> [EXERCISE REQUIREMENTS] The records underneath are to be repeated exactly, with the pictures left out.

> [GIVEN DATA]
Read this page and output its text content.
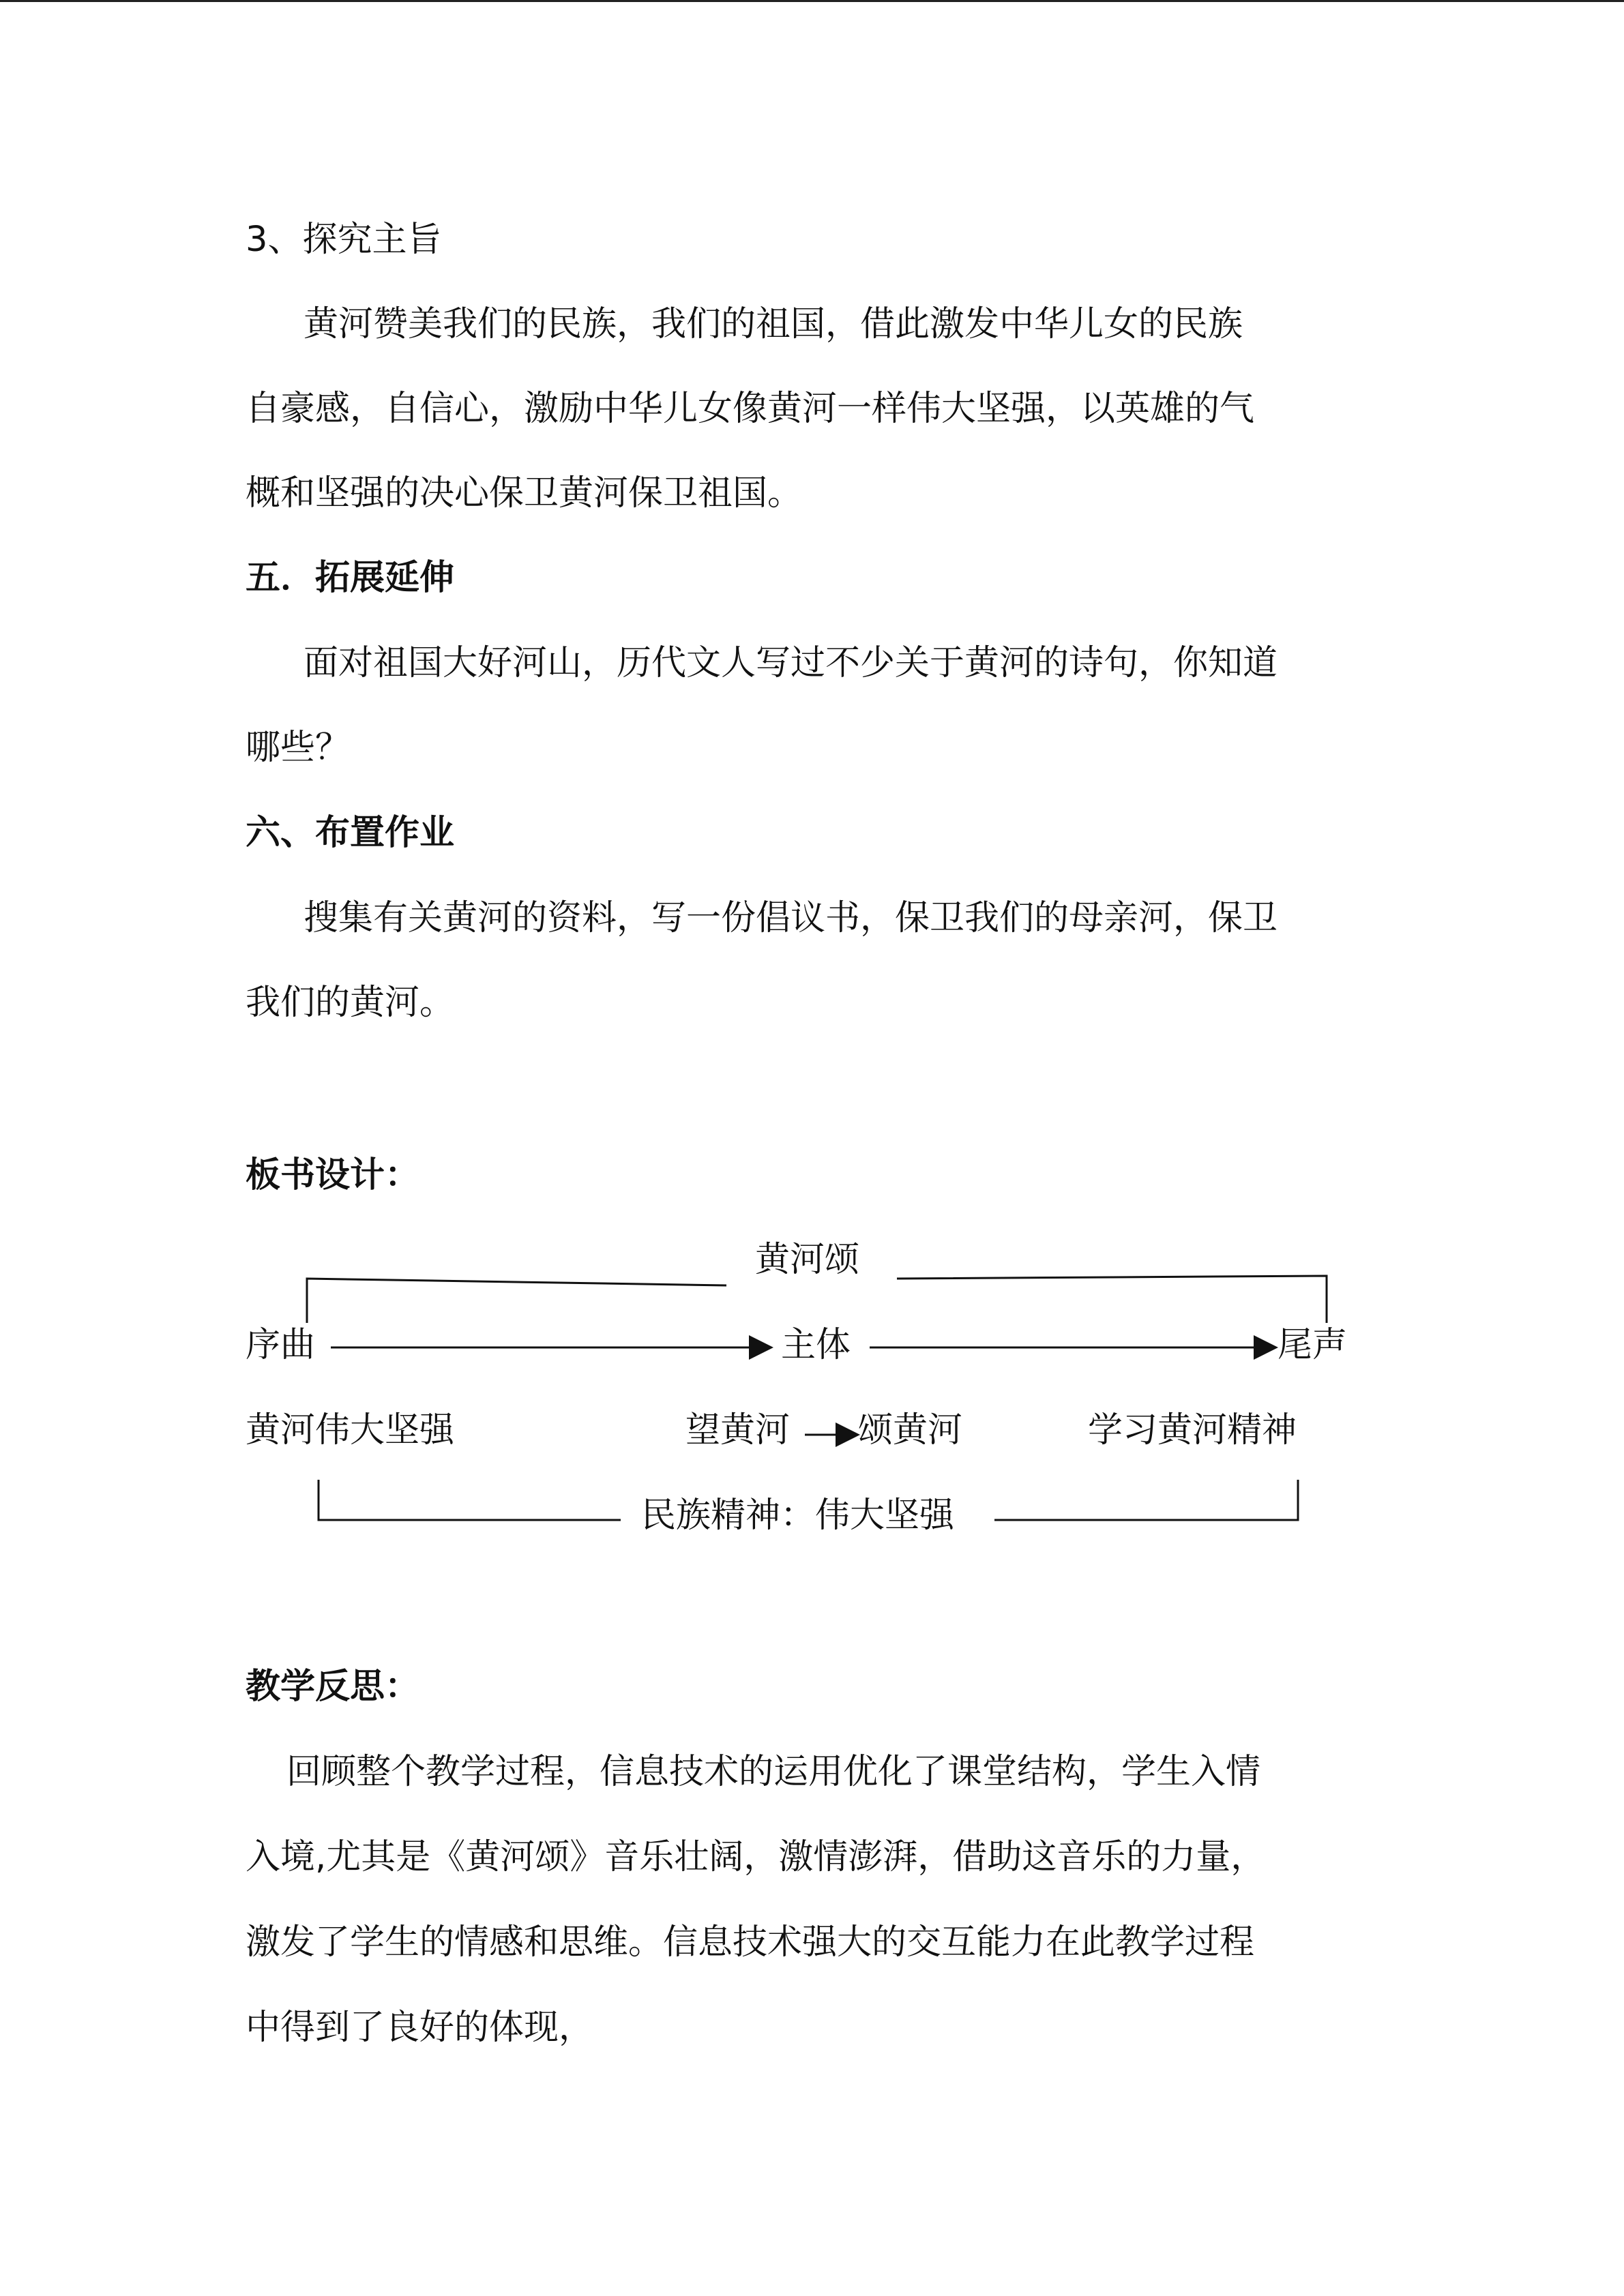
3、探究主旨
黄河赞美我们的民族，我们的祖国，借此激发中华儿女的民族
自豪感，自信心，激励中华儿女像黄河一样伟大坚强，以英雄的气
概和坚强的决心保卫黄河保卫祖国。
五．拓展延伸
面对祖国大好河山，历代文人写过不少关于黄河的诗句，你知道
哪些？
六、布置作业
搜集有关黄河的资料，写一份倡议书，保卫我们的母亲河，保卫
我们的黄河。
板书设计：
黄河颂
序曲	主体	尾声
黄河伟大坚强	望黄河 颂黄河	学习黄河精神
民族精神：伟大坚强
教学反思：
回顾整个教学过程，信息技术的运用优化了课堂结构，学生入情
入境,尤其是《黄河颂》音乐壮阔，激情澎湃，借助这音乐的力量，
激发了学生的情感和思维。信息技术强大的交互能力在此教学过程
中得到了良好的体现，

> [SOLUTION]
Read this page and output its text content.
3、探究主旨
黄河赞美我们的民族，我们的祖国，借此激发中华儿女的民族
自豪感，自信心，激励中华儿女像黄河一样伟大坚强，以英雄的气
概和坚强的决心保卫黄河保卫祖国。
五．拓展延伸
面对祖国大好河山，历代文人写过不少关于黄河的诗句，你知道
哪些？
六、布置作业
搜集有关黄河的资料，写一份倡议书，保卫我们的母亲河，保卫
我们的黄河。
板书设计：
黄河颂
序曲	主体	尾声
黄河伟大坚强	望黄河 颂黄河	学习黄河精神
民族精神：伟大坚强
教学反思：
回顾整个教学过程，信息技术的运用优化了课堂结构，学生入情
入境,尤其是《黄河颂》音乐壮阔，激情澎湃，借助这音乐的力量，
激发了学生的情感和思维。信息技术强大的交互能力在此教学过程
中得到了良好的体现，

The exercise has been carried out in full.